### TASK OBJECTIVE
With the images removed, repeat the data below exactly.

Items listed in a dataset:
========================
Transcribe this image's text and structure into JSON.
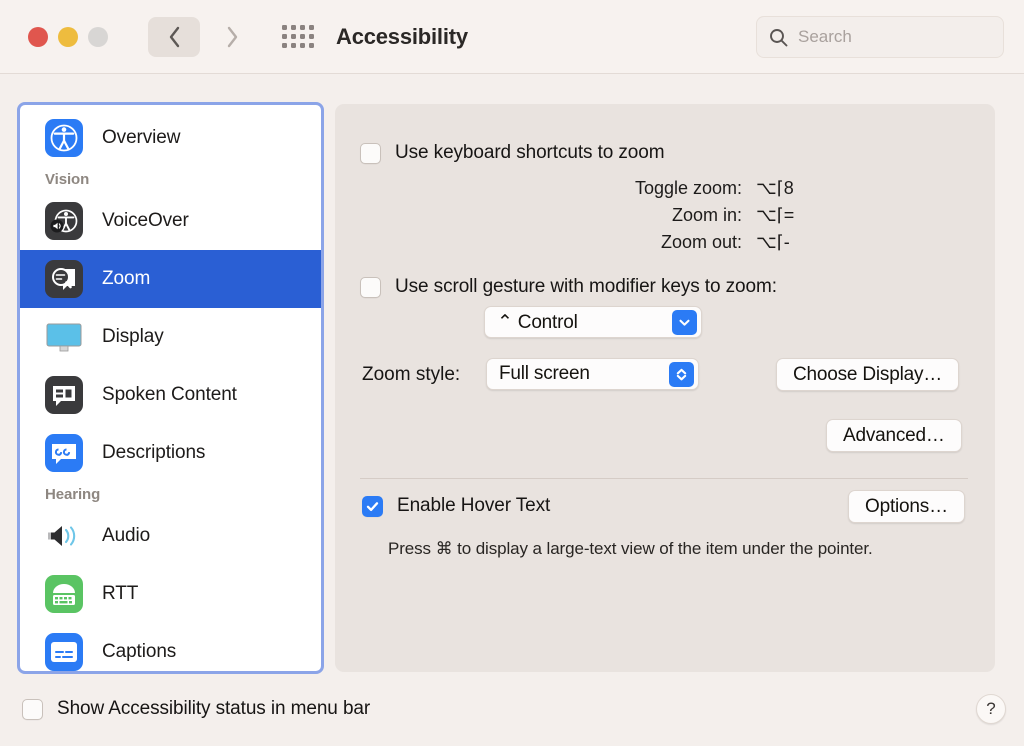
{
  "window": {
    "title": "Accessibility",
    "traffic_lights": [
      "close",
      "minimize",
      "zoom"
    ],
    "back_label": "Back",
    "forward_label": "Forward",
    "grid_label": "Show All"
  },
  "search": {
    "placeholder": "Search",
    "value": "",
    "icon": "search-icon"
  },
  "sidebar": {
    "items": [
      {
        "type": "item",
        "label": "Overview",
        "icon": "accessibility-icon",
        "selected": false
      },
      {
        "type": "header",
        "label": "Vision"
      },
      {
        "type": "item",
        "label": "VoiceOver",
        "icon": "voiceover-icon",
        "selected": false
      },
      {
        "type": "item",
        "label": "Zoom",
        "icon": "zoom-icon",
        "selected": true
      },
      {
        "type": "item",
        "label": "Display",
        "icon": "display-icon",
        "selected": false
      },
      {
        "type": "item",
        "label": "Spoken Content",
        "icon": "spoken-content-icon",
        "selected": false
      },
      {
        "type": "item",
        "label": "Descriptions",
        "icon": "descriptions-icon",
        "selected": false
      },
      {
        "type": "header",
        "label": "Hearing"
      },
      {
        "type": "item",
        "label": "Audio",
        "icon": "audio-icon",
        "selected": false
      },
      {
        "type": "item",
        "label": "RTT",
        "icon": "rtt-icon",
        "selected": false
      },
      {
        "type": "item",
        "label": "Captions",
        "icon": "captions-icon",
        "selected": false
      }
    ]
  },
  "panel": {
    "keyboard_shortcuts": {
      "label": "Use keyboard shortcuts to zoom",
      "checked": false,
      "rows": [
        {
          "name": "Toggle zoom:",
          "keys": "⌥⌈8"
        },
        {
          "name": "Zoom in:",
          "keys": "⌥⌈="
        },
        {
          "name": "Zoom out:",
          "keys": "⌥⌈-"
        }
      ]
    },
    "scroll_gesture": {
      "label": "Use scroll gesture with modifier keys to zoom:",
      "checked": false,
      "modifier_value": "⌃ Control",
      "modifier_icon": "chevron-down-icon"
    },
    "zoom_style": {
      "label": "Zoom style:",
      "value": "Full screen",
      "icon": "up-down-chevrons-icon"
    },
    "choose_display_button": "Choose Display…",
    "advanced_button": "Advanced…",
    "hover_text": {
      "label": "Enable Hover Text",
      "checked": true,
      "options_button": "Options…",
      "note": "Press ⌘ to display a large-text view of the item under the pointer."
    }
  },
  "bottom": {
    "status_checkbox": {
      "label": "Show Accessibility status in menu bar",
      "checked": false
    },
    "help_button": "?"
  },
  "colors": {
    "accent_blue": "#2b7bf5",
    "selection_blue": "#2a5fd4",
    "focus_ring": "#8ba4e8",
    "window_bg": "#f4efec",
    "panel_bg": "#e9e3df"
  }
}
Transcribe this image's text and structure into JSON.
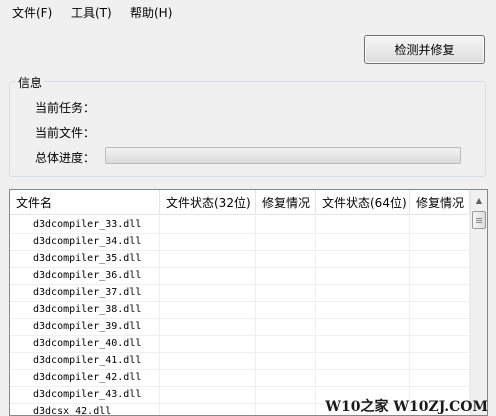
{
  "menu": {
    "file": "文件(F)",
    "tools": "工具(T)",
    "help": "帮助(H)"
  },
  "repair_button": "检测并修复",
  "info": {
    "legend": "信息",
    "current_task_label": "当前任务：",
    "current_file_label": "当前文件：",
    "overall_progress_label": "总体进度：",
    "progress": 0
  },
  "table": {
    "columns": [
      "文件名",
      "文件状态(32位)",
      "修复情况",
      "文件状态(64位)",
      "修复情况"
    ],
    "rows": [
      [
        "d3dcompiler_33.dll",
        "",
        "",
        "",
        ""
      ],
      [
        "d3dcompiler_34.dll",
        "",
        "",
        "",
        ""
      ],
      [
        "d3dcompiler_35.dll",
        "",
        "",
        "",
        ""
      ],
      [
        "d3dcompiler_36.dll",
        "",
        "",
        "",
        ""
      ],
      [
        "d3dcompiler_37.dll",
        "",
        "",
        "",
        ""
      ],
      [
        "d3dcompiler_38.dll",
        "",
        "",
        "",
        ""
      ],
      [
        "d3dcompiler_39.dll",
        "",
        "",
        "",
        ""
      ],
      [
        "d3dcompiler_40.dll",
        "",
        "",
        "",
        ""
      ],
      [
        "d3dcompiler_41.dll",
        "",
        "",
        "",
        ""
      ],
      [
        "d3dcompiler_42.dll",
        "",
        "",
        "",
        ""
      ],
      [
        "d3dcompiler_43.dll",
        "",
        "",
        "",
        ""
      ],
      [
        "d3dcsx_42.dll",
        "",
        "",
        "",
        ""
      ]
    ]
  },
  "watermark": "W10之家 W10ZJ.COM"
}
========================
### RESPONSE
Transcribe this image's text and structure into JSON.
{
  "window": {
    "title": "Accessibility",
    "traffic_lights": [
      "close",
      "minimize",
      "zoom"
    ],
    "back_label": "Back",
    "forward_label": "Forward",
    "grid_label": "Show All"
  },
  "search": {
    "placeholder": "Search",
    "value": "",
    "icon": "search-icon"
  },
  "sidebar": {
    "items": [
      {
        "type": "item",
        "label": "Overview",
        "icon": "accessibility-icon",
        "selected": false
      },
      {
        "type": "header",
        "label": "Vision"
      },
      {
        "type": "item",
        "label": "VoiceOver",
        "icon": "voiceover-icon",
        "selected": false
      },
      {
        "type": "item",
        "label": "Zoom",
        "icon": "zoom-icon",
        "selected": true
      },
      {
        "type": "item",
        "label": "Display",
        "icon": "display-icon",
        "selected": false
      },
      {
        "type": "item",
        "label": "Spoken Content",
        "icon": "spoken-content-icon",
        "selected": false
      },
      {
        "type": "item",
        "label": "Descriptions",
        "icon": "descriptions-icon",
        "selected": false
      },
      {
        "type": "header",
        "label": "Hearing"
      },
      {
        "type": "item",
        "label": "Audio",
        "icon": "audio-icon",
        "selected": false
      },
      {
        "type": "item",
        "label": "RTT",
        "icon": "rtt-icon",
        "selected": false
      },
      {
        "type": "item",
        "label": "Captions",
        "icon": "captions-icon",
        "selected": false
      }
    ]
  },
  "panel": {
    "keyboard_shortcuts": {
      "label": "Use keyboard shortcuts to zoom",
      "checked": false,
      "rows": [
        {
          "name": "Toggle zoom:",
          "keys": "⌥⌈8"
        },
        {
          "name": "Zoom in:",
          "keys": "⌥⌈="
        },
        {
          "name": "Zoom out:",
          "keys": "⌥⌈-"
        }
      ]
    },
    "scroll_gesture": {
      "label": "Use scroll gesture with modifier keys to zoom:",
      "checked": false,
      "modifier_value": "⌃ Control",
      "modifier_icon": "chevron-down-icon"
    },
    "zoom_style": {
      "label": "Zoom style:",
      "value": "Full screen",
      "icon": "up-down-chevrons-icon"
    },
    "choose_display_button": "Choose Display…",
    "advanced_button": "Advanced…",
    "hover_text": {
      "label": "Enable Hover Text",
      "checked": true,
      "options_button": "Options…",
      "note": "Press ⌘ to display a large-text view of the item under the pointer."
    }
  },
  "bottom": {
    "status_checkbox": {
      "label": "Show Accessibility status in menu bar",
      "checked": false
    },
    "help_button": "?"
  },
  "colors": {
    "accent_blue": "#2b7bf5",
    "selection_blue": "#2a5fd4",
    "focus_ring": "#8ba4e8",
    "window_bg": "#f4efec",
    "panel_bg": "#e9e3df"
  }
}
Transcribe this image's text and structure into JSON.
{
  "menu": {
    "file": "文件(F)",
    "tools": "工具(T)",
    "help": "帮助(H)"
  },
  "repair_button": "检测并修复",
  "info": {
    "legend": "信息",
    "current_task_label": "当前任务：",
    "current_file_label": "当前文件：",
    "overall_progress_label": "总体进度：",
    "progress": 0
  },
  "table": {
    "columns": [
      "文件名",
      "文件状态(32位)",
      "修复情况",
      "文件状态(64位)",
      "修复情况"
    ],
    "rows": [
      [
        "d3dcompiler_33.dll",
        "",
        "",
        "",
        ""
      ],
      [
        "d3dcompiler_34.dll",
        "",
        "",
        "",
        ""
      ],
      [
        "d3dcompiler_35.dll",
        "",
        "",
        "",
        ""
      ],
      [
        "d3dcompiler_36.dll",
        "",
        "",
        "",
        ""
      ],
      [
        "d3dcompiler_37.dll",
        "",
        "",
        "",
        ""
      ],
      [
        "d3dcompiler_38.dll",
        "",
        "",
        "",
        ""
      ],
      [
        "d3dcompiler_39.dll",
        "",
        "",
        "",
        ""
      ],
      [
        "d3dcompiler_40.dll",
        "",
        "",
        "",
        ""
      ],
      [
        "d3dcompiler_41.dll",
        "",
        "",
        "",
        ""
      ],
      [
        "d3dcompiler_42.dll",
        "",
        "",
        "",
        ""
      ],
      [
        "d3dcompiler_43.dll",
        "",
        "",
        "",
        ""
      ],
      [
        "d3dcsx_42.dll",
        "",
        "",
        "",
        ""
      ]
    ]
  },
  "watermark": "W10之家 W10ZJ.COM"
}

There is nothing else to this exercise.